*Extracted entries*.
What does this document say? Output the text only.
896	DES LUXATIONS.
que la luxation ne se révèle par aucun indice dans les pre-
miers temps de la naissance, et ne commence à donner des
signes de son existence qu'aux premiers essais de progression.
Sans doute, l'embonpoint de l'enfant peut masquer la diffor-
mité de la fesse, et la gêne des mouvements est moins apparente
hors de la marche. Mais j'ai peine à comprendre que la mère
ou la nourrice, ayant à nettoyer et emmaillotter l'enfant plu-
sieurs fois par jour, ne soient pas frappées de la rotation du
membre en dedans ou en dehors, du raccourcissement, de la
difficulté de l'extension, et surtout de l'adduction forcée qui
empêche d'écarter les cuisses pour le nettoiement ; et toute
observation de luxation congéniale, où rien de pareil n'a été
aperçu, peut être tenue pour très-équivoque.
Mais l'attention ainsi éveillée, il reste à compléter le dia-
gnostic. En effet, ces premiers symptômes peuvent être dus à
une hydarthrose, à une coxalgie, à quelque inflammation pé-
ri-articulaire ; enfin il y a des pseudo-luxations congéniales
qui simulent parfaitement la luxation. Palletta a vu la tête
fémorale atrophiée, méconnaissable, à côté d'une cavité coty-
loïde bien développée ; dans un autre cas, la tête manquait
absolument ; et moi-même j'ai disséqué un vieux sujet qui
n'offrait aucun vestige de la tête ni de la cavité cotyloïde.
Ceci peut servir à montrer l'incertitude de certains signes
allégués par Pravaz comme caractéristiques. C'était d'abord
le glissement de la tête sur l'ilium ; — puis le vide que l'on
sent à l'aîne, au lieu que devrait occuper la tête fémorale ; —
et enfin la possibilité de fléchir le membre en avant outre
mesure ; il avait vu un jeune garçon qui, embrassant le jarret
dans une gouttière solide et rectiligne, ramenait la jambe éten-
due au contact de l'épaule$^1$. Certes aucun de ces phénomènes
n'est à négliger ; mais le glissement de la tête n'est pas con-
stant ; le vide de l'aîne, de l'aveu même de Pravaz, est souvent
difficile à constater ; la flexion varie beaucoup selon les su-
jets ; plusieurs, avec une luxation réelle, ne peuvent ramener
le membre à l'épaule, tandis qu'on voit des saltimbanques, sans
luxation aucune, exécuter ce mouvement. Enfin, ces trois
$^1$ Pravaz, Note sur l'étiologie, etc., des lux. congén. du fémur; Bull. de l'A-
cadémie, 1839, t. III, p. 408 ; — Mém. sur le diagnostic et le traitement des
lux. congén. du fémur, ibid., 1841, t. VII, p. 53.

*Instructions to follow*.
Set down each entry again, unchanged.

*Solution*.
What does this document say? Output the text only.
896	DES LUXATIONS.
que la luxation ne se révèle par aucun indice dans les pre-
miers temps de la naissance, et ne commence à donner des
signes de son existence qu'aux premiers essais de progression.
Sans doute, l'embonpoint de l'enfant peut masquer la diffor-
mité de la fesse, et la gêne des mouvements est moins apparente
hors de la marche. Mais j'ai peine à comprendre que la mère
ou la nourrice, ayant à nettoyer et emmaillotter l'enfant plu-
sieurs fois par jour, ne soient pas frappées de la rotation du
membre en dedans ou en dehors, du raccourcissement, de la
difficulté de l'extension, et surtout de l'adduction forcée qui
empêche d'écarter les cuisses pour le nettoiement ; et toute
observation de luxation congéniale, où rien de pareil n'a été
aperçu, peut être tenue pour très-équivoque.
Mais l'attention ainsi éveillée, il reste à compléter le dia-
gnostic. En effet, ces premiers symptômes peuvent être dus à
une hydarthrose, à une coxalgie, à quelque inflammation pé-
ri-articulaire ; enfin il y a des pseudo-luxations congéniales
qui simulent parfaitement la luxation. Palletta a vu la tête
fémorale atrophiée, méconnaissable, à côté d'une cavité coty-
loïde bien développée ; dans un autre cas, la tête manquait
absolument ; et moi-même j'ai disséqué un vieux sujet qui
n'offrait aucun vestige de la tête ni de la cavité cotyloïde.
Ceci peut servir à montrer l'incertitude de certains signes
allégués par Pravaz comme caractéristiques. C'était d'abord
le glissement de la tête sur l'ilium ; — puis le vide que l'on
sent à l'aîne, au lieu que devrait occuper la tête fémorale ; —
et enfin la possibilité de fléchir le membre en avant outre
mesure ; il avait vu un jeune garçon qui, embrassant le jarret
dans une gouttière solide et rectiligne, ramenait la jambe éten-
due au contact de l'épaule$^1$. Certes aucun de ces phénomènes
n'est à négliger ; mais le glissement de la tête n'est pas con-
stant ; le vide de l'aîne, de l'aveu même de Pravaz, est souvent
difficile à constater ; la flexion varie beaucoup selon les su-
jets ; plusieurs, avec une luxation réelle, ne peuvent ramener
le membre à l'épaule, tandis qu'on voit des saltimbanques, sans
luxation aucune, exécuter ce mouvement. Enfin, ces trois
$^1$ Pravaz, Note sur l'étiologie, etc., des lux. congén. du fémur; Bull. de l'A-
cadémie, 1839, t. III, p. 408 ; — Mém. sur le diagnostic et le traitement des
lux. congén. du fémur, ibid., 1841, t. VII, p. 53.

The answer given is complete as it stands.